══ DATASET EXCERPTS ══

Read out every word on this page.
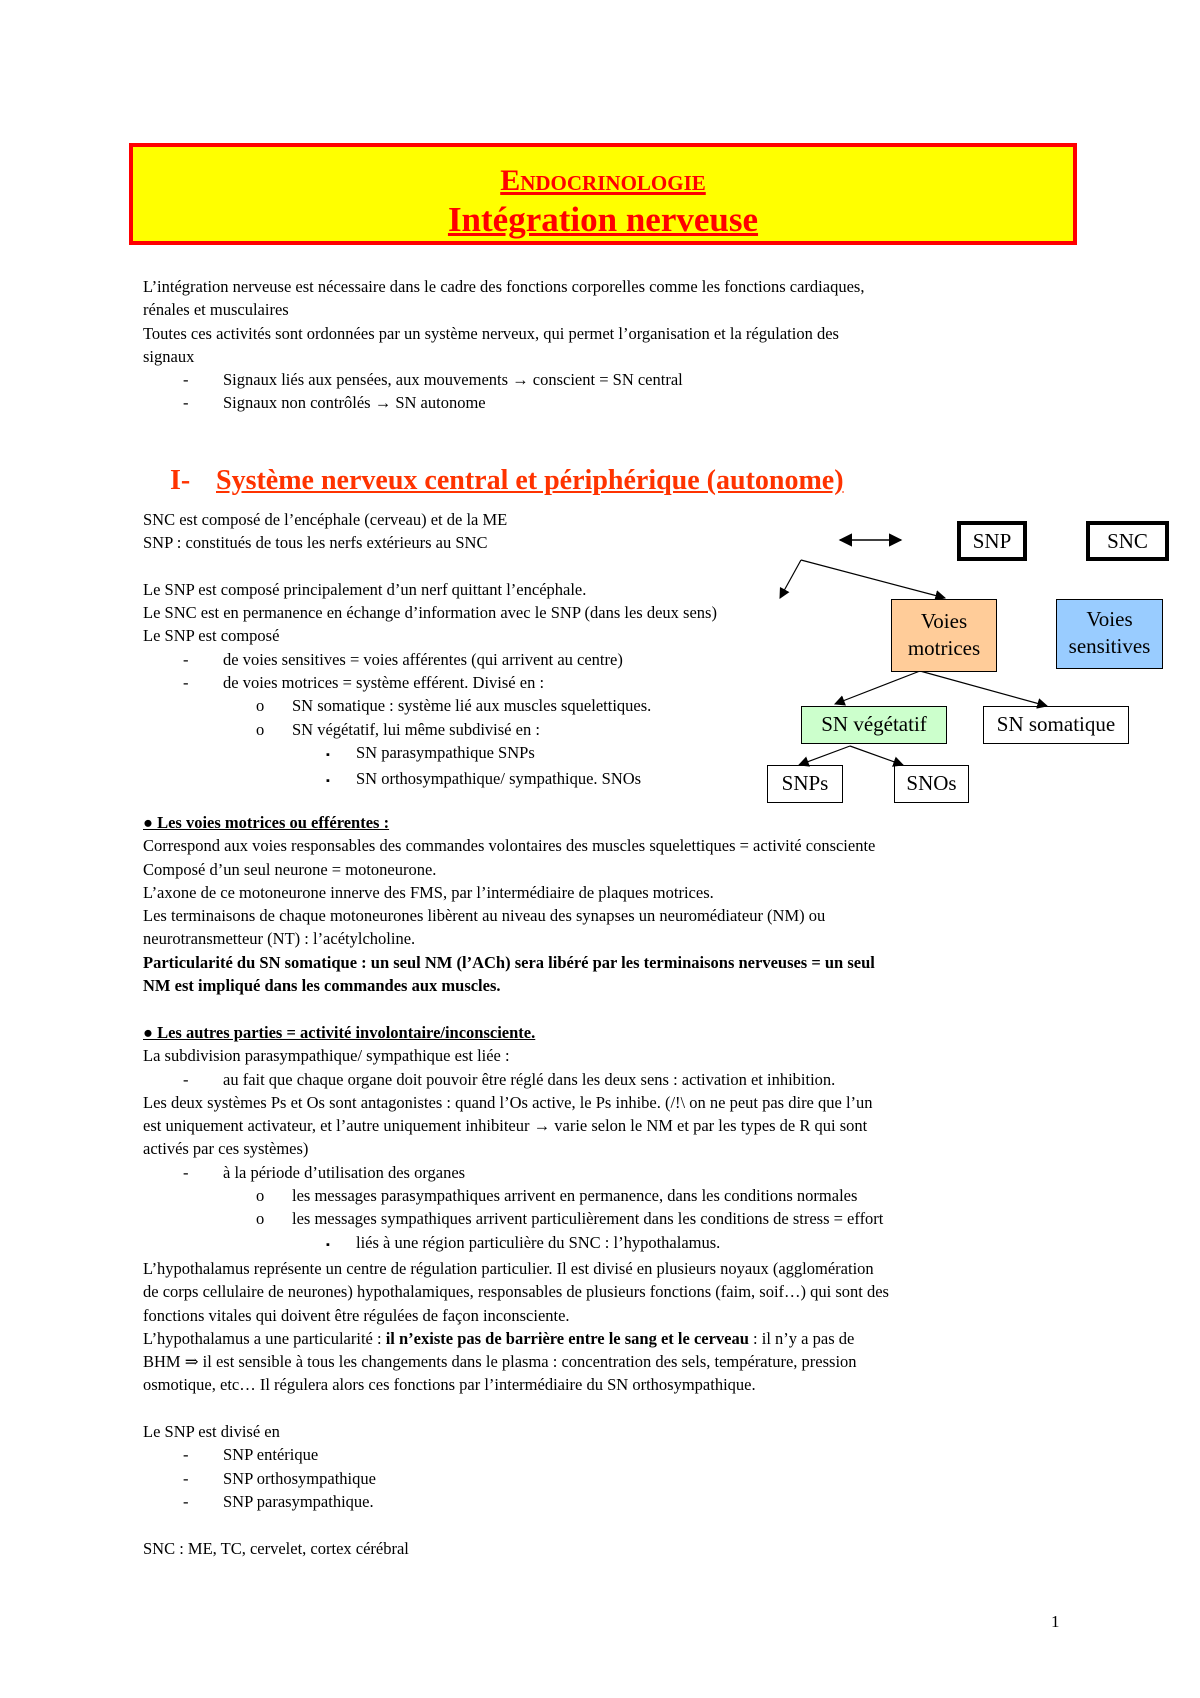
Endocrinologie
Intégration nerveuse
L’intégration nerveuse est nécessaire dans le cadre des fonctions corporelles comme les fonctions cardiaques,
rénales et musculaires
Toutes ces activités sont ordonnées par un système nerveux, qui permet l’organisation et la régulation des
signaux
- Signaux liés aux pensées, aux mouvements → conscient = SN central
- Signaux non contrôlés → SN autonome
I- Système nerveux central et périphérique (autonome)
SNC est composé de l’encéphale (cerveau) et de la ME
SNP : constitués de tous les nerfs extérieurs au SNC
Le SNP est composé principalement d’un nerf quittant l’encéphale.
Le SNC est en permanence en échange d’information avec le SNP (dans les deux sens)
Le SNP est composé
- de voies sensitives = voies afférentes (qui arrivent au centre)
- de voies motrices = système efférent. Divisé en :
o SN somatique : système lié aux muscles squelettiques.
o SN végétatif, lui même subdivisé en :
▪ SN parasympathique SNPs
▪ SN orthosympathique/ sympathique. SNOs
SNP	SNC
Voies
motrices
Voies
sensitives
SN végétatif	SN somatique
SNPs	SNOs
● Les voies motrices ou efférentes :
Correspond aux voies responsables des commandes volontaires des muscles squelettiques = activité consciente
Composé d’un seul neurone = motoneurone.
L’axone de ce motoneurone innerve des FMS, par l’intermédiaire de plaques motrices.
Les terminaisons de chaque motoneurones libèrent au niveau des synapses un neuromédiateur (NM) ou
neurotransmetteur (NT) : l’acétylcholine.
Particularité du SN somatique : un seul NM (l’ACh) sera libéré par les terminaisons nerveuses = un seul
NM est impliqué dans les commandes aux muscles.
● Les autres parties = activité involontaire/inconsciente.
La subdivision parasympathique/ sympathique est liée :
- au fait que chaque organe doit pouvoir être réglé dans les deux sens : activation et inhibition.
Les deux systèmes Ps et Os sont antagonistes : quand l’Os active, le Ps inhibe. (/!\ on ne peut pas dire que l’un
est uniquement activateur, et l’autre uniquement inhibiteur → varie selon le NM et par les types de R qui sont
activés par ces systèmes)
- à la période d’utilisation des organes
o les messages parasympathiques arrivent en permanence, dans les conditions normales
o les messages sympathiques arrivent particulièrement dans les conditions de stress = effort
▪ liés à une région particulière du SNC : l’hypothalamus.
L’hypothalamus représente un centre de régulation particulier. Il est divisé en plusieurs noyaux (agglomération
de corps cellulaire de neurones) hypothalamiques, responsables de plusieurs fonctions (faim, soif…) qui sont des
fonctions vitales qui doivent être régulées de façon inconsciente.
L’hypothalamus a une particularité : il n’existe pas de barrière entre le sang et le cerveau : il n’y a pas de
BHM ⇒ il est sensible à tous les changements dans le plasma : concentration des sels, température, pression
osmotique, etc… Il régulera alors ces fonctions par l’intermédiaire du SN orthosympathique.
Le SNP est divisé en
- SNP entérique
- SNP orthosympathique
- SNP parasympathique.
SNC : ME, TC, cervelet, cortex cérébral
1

═══
══ DATASET EXCERPTS ══

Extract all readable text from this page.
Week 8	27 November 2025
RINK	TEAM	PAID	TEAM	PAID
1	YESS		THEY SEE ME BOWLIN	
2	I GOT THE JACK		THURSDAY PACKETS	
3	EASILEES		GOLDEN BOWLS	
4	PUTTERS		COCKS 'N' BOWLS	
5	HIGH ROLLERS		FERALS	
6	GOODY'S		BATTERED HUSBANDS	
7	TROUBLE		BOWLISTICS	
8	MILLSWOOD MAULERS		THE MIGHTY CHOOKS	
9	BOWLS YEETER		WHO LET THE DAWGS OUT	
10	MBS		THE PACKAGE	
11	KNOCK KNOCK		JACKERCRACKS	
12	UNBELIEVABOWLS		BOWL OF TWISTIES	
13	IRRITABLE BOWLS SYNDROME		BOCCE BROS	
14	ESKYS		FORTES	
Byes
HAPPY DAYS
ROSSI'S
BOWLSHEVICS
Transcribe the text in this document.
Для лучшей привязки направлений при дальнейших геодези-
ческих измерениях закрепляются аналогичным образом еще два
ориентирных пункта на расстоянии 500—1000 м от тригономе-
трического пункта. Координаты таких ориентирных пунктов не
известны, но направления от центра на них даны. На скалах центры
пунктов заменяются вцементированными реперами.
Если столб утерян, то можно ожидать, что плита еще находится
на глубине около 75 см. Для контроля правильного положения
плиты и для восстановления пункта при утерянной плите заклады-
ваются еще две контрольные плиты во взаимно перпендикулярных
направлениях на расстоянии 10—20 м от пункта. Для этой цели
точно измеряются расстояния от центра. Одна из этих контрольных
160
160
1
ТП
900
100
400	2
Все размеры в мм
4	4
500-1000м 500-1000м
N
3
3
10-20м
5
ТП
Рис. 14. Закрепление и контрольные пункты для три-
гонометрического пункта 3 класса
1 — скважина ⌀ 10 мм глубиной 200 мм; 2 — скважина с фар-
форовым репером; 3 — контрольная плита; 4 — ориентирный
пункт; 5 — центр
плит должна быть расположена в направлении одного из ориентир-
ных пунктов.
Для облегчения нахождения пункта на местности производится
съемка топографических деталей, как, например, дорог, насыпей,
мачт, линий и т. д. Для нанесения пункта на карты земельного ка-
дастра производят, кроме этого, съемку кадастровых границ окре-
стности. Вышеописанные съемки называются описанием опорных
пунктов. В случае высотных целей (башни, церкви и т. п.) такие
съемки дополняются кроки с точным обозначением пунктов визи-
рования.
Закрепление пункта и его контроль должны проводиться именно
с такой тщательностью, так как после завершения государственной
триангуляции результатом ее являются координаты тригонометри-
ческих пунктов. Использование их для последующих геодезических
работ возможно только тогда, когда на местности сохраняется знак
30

═══

Go through the listing above and list every line that has the word "motrices".

TASK RESULT>
- de voies motrices = système efférent. Divisé en :
motrices
● Les voies motrices ou efférentes :
L’axone de ce motoneurone innerve des FMS, par l’intermédiaire de plaques motrices.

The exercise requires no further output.